課題の目的 >> 善意をめぐる文章を、最後の一文に続けて書き進める。

こういう裏を感じるとモヤモヤするみたいです。
本当にその人がそう思っているかは別として。

目の前に見えている段階では
純粋な善も、偽善も、詐欺もよく見えます。

たとえば著名人が募金活動をして
そこからだいぶくすねていたとしたら
完全に偽善で、詐欺っぽいですが

自ら身銭を切ったり汗水流したりして
行動することには、疎ましいのか眩しいのか。

善意を素直に受け取れない濁った視線が
世の中の見え方を濁らせている部分もある気がする。

「善意に裏切られた経験がある人」が
そういう疑念を抱いているとしたら
結構、闇は深い気がします。



善意って出しにくい。

これを書いている僕も説得力はなく、
優先席にいて、前に年配の方がいて
寝ているふりをした経験があります。

譲りたい気持ちはあるのに
「どうぞ」と言えない。

なぜだか勇気が出てこない。

それでどんどん自分の中で
やるかやらないかせめぎ合って
切り出すタイミングを失っていき
時間と罪悪感ばかりが積もっていく。

未加工の項目:
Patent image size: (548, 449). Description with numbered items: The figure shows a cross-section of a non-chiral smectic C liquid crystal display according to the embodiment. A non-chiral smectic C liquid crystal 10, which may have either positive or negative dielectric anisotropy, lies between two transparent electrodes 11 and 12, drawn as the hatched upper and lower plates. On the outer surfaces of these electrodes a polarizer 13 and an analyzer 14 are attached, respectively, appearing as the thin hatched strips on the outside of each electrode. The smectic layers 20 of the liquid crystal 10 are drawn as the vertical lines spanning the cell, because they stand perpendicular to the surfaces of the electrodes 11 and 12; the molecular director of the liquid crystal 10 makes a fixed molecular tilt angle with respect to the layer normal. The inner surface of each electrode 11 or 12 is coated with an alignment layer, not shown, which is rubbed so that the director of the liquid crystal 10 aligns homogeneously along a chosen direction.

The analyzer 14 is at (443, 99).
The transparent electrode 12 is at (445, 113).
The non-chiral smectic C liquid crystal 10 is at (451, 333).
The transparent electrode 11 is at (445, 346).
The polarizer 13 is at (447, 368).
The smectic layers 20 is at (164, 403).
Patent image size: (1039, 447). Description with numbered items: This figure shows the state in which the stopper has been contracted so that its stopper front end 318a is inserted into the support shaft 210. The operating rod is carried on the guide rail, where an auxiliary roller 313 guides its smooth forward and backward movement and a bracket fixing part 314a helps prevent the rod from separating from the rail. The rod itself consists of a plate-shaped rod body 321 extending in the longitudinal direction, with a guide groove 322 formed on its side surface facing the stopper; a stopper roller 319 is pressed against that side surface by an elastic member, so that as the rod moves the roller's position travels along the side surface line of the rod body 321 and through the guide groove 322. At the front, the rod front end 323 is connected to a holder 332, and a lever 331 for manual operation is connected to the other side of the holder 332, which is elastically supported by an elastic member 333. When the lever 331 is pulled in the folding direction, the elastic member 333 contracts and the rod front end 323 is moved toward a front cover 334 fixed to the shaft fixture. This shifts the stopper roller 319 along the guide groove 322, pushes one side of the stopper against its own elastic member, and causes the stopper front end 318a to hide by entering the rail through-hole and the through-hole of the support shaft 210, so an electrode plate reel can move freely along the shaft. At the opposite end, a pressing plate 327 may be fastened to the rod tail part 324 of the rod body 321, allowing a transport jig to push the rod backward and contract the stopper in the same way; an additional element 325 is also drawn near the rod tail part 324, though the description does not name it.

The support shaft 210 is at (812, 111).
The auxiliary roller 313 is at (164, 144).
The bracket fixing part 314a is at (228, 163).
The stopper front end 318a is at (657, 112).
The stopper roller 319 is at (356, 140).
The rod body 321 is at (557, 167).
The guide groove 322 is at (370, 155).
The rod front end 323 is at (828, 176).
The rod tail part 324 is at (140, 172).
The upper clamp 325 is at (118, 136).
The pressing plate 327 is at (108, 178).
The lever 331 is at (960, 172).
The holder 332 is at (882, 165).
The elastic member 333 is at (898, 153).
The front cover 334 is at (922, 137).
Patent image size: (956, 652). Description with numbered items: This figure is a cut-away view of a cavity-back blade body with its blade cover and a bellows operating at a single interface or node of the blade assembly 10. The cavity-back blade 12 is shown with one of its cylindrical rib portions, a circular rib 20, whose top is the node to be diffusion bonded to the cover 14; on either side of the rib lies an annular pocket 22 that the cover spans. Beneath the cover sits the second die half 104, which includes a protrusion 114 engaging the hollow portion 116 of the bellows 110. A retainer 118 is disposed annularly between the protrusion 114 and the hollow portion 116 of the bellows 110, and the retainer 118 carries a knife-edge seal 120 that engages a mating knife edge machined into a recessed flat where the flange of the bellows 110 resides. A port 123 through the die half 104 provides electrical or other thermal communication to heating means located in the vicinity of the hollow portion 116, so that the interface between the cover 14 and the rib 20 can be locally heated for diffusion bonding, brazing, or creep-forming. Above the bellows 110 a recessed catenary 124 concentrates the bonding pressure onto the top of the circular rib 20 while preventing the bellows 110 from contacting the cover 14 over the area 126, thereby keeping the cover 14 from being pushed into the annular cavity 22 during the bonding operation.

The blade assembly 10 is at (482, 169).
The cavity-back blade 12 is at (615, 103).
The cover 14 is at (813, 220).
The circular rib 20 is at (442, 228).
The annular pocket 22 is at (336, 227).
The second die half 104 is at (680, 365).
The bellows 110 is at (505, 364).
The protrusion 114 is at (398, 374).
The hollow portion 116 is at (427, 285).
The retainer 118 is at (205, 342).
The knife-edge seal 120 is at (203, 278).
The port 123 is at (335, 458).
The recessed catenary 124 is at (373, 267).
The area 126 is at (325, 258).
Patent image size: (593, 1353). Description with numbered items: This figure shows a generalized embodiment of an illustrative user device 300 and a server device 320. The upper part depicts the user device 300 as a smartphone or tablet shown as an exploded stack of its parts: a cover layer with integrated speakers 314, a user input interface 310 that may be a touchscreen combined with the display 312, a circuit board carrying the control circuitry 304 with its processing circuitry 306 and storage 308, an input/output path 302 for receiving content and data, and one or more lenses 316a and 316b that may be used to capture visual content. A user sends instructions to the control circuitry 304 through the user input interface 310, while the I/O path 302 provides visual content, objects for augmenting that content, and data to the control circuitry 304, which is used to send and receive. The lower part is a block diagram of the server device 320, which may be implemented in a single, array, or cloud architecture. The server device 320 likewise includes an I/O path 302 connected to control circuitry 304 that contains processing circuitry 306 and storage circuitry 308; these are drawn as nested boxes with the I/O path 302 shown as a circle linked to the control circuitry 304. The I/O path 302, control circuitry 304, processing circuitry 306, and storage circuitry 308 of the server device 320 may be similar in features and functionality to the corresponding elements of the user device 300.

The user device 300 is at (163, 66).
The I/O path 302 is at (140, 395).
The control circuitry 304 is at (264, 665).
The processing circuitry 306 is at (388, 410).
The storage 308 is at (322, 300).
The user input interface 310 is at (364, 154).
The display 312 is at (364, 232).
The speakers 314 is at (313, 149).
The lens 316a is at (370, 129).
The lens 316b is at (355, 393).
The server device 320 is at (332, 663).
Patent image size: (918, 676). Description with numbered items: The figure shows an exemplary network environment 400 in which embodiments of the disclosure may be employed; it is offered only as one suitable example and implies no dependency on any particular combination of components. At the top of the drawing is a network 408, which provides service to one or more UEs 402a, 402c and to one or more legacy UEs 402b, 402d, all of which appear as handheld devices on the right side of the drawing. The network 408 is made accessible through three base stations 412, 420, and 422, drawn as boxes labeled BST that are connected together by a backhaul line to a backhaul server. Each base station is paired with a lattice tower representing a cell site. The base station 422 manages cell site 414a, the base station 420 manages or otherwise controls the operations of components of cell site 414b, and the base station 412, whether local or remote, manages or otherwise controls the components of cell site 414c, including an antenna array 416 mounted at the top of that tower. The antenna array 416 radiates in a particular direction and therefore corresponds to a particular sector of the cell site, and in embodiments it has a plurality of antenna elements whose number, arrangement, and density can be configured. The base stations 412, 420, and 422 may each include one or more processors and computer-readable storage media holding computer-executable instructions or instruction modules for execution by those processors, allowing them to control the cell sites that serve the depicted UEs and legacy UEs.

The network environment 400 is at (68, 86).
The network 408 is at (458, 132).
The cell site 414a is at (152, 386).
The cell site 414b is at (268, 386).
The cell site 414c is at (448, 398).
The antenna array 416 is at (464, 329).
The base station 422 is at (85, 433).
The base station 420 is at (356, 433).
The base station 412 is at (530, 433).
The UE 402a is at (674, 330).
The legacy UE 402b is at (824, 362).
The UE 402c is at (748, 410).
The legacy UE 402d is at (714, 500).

出力 >>
パチっと目を開けて
できるなら今気づいた小芝居をして
「どうぞ」を言えばいいのに。

いや、小芝居なんか考えている暇があるなら
すぐにも「すみません、よかったら」と
声をかければいいのに。

「私はまだそんな歳じゃない!」と
言われたっていいじゃん。カッコつけたっていいじゃん。
譲った方が周りの人もホッコリするかもしれないのに。

優先席を動かない悪事には無自覚で
善意を行動に移す勇気がありませんでした。

「勇気」に嘘はなくて、
そこに一部の人が劣等感を抱いているのかも。

勇気がない人が、
勇気を出して動いた人に嫉妬している。
自分の隣で席を譲った人を羨ましく思っている。

(先を越された!)
と思ってしまう。

自分も寄付したらいいのに。

道端に転がった空き缶を
放置したり蹴飛ばしたりするのは自然だけど、
それを持ってゴミ箱を探そうとする自分はなく、
「ゴミ拾い」を任せられた時にしかできない。

泥酔して路肩で寝転んでいる人を
哀れんで通り過ぎたことは何度もある。

要するに僕は、
「優しいけど勇気がない人」だったのかもしれません。

・・・本当に優しかったんでしょうか?



いったいいつから善意を遠慮するようになったのか。

いじめを傍観していたころ?
学級崩壊を止められなかったころ?
それとも善意が裏目に出るニュースや映像を見たころ?

明確にコレというタイミングは見当たらず、
本当に気がついたら遠慮するようになっています。

子どものころには結構できていた気がするけど
上京してから二の足を踏むか、
通りすぎるようになったかもしれません。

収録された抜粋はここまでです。